SUPPLIED RECORDS »
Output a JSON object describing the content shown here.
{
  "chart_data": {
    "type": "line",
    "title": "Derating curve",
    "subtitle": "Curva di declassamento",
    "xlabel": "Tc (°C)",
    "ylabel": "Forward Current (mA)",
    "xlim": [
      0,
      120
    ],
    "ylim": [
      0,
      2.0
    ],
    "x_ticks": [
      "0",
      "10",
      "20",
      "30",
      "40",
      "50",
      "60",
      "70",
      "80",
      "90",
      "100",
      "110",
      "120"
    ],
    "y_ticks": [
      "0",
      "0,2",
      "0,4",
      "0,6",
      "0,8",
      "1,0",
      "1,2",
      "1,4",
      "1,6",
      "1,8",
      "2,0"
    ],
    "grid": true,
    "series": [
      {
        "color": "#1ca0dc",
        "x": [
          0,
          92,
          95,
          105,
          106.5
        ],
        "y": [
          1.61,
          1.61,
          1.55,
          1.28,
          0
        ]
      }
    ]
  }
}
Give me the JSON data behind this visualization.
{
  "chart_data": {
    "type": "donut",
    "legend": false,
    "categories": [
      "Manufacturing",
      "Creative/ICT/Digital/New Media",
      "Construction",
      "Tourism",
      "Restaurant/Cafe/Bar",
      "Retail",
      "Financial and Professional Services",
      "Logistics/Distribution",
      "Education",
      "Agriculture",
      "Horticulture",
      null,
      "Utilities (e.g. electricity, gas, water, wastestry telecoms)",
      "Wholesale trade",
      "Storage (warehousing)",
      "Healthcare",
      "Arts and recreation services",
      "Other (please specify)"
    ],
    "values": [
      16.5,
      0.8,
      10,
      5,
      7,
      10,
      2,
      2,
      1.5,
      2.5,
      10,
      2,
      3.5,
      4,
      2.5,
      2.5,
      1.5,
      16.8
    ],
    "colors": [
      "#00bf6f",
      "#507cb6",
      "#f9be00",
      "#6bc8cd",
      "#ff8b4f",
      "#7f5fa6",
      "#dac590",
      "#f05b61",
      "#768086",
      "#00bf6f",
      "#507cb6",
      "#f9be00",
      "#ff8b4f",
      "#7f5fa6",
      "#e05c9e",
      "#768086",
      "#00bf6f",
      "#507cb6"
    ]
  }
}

PROBLEM DESCRIPTION » Exact output of every entry is required.

REPLY »
Output a JSON object describing the content shown here.
{
  "chart_data": {
    "type": "line",
    "title": "Derating curve",
    "subtitle": "Curva di declassamento",
    "xlabel": "Tc (°C)",
    "ylabel": "Forward Current (mA)",
    "xlim": [
      0,
      120
    ],
    "ylim": [
      0,
      2.0
    ],
    "x_ticks": [
      "0",
      "10",
      "20",
      "30",
      "40",
      "50",
      "60",
      "70",
      "80",
      "90",
      "100",
      "110",
      "120"
    ],
    "y_ticks": [
      "0",
      "0,2",
      "0,4",
      "0,6",
      "0,8",
      "1,0",
      "1,2",
      "1,4",
      "1,6",
      "1,8",
      "2,0"
    ],
    "grid": true,
    "series": [
      {
        "color": "#1ca0dc",
        "x": [
          0,
          92,
          95,
          105,
          106.5
        ],
        "y": [
          1.61,
          1.61,
          1.55,
          1.28,
          0
        ]
      }
    ]
  }
}
Give me the JSON data behind this visualization.
{
  "chart_data": {
    "type": "donut",
    "legend": false,
    "categories": [
      "Manufacturing",
      "Creative/ICT/Digital/New Media",
      "Construction",
      "Tourism",
      "Restaurant/Cafe/Bar",
      "Retail",
      "Financial and Professional Services",
      "Logistics/Distribution",
      "Education",
      "Agriculture",
      "Horticulture",
      null,
      "Utilities (e.g. electricity, gas, water, wastestry telecoms)",
      "Wholesale trade",
      "Storage (warehousing)",
      "Healthcare",
      "Arts and recreation services",
      "Other (please specify)"
    ],
    "values": [
      16.5,
      0.8,
      10,
      5,
      7,
      10,
      2,
      2,
      1.5,
      2.5,
      10,
      2,
      3.5,
      4,
      2.5,
      2.5,
      1.5,
      16.8
    ],
    "colors": [
      "#00bf6f",
      "#507cb6",
      "#f9be00",
      "#6bc8cd",
      "#ff8b4f",
      "#7f5fa6",
      "#dac590",
      "#f05b61",
      "#768086",
      "#00bf6f",
      "#507cb6",
      "#f9be00",
      "#ff8b4f",
      "#7f5fa6",
      "#e05c9e",
      "#768086",
      "#00bf6f",
      "#507cb6"
    ]
  }
}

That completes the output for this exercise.